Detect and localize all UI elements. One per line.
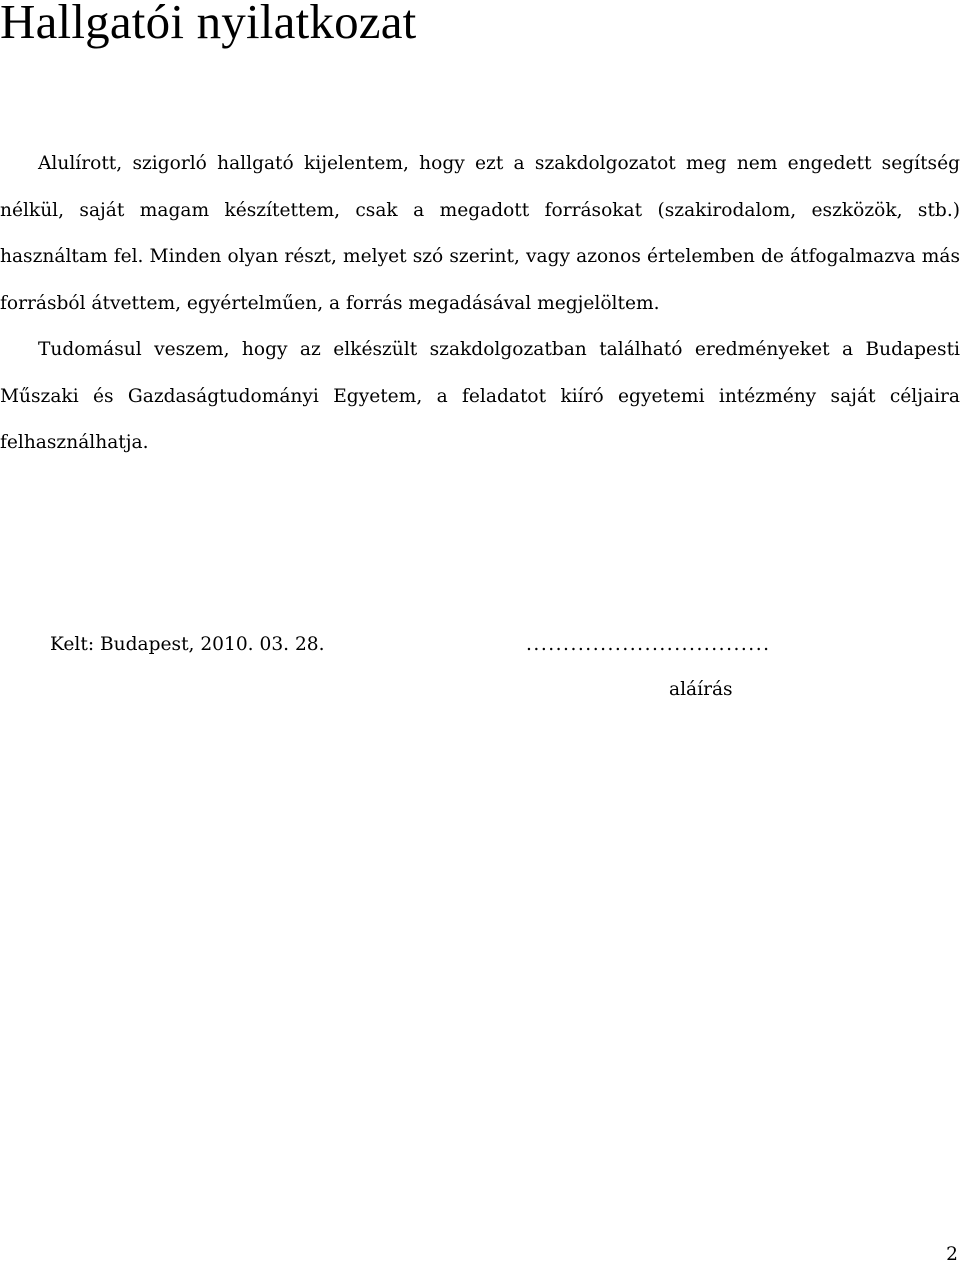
declaration-paragraph-2: Tudomásul veszem, hogy az elkészült szakdolgozatban található eredményeket a Budapesti Műszaki és Gazdaságtudományi Egyetem, a feladatot kiíró egyetemi intézmény saját céljaira felhasználhatja. xyxy=(0,339,960,453)
page-number: 2 xyxy=(946,1244,958,1265)
declaration-body xyxy=(0,141,960,467)
declaration-paragraph-1: Alulírott, szigorló hallgató kijelentem, hogy ezt a szakdolgozatot meg nem engedett segítség nélkül, saját magam készítettem, csak a megadott forrásokat (szakirodalom, eszközök, stb.) használtam fel. Minden olyan részt, melyet szó szerint, vagy azonos értelemben de átfogalmazva más forrásból átvettem, egyértelműen, a forrás megadásával megjelöltem. xyxy=(0,153,960,314)
date-line: Kelt: Budapest, 2010. 03. 28. xyxy=(50,634,325,655)
page-title: Hallgatói nyilatkozat xyxy=(0,0,417,49)
signature-label: aláírás xyxy=(669,679,733,700)
signature-line: ................................. xyxy=(526,634,771,655)
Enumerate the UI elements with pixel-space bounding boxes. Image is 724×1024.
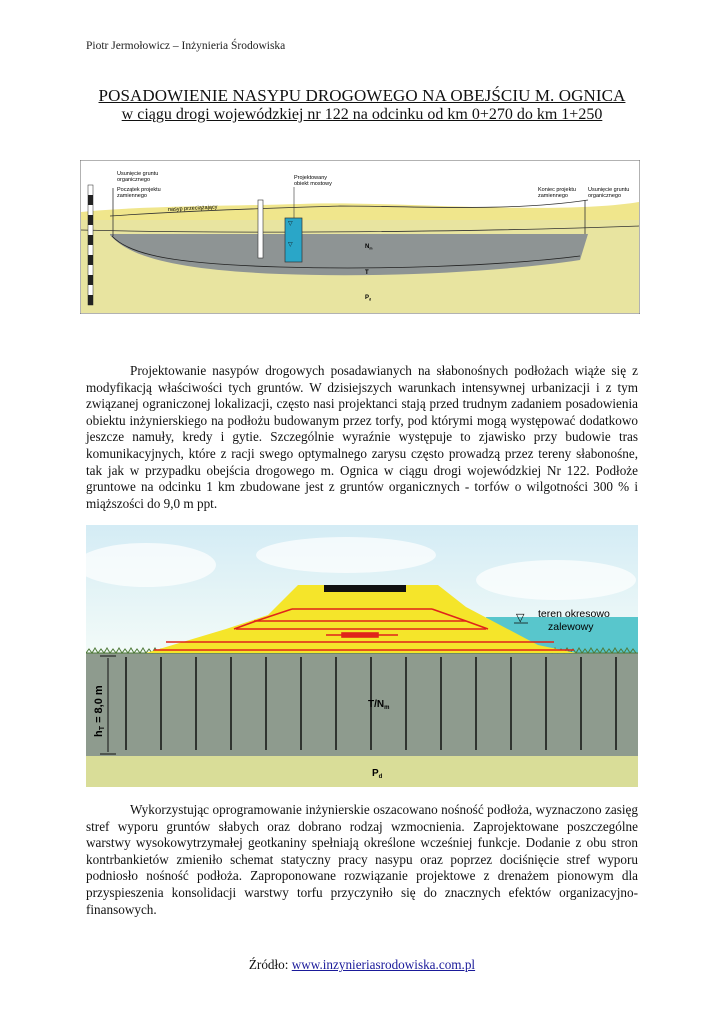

◇ ◇ ◇ ◇ ◇ ◇ ◇

*What is expected*: Pull every line from the items above and reproduce each one verbatim, leaving out the pictures.

*Final result*:
Detect and localize all UI elements. One per line.
declaration-paragraph-2: Tudomásul veszem, hogy az elkészült szakdolgozatban található eredményeket a Budapesti Műszaki és Gazdaságtudományi Egyetem, a feladatot kiíró egyetemi intézmény saját céljaira felhasználhatja. xyxy=(0,339,960,453)
page-number: 2 xyxy=(946,1244,958,1265)
declaration-body xyxy=(0,141,960,467)
declaration-paragraph-1: Alulírott, szigorló hallgató kijelentem, hogy ezt a szakdolgozatot meg nem engedett segítség nélkül, saját magam készítettem, csak a megadott forrásokat (szakirodalom, eszközök, stb.) használtam fel. Minden olyan részt, melyet szó szerint, vagy azonos értelemben de átfogalmazva más forrásból átvettem, egyértelműen, a forrás megadásával megjelöltem. xyxy=(0,153,960,314)
date-line: Kelt: Budapest, 2010. 03. 28. xyxy=(50,634,325,655)
page-title: Hallgatói nyilatkozat xyxy=(0,0,417,49)
signature-label: aláírás xyxy=(669,679,733,700)
signature-line: ................................. xyxy=(526,634,771,655)
Enumerate the UI elements with pixel-space bounding boxes. Image is 724×1024.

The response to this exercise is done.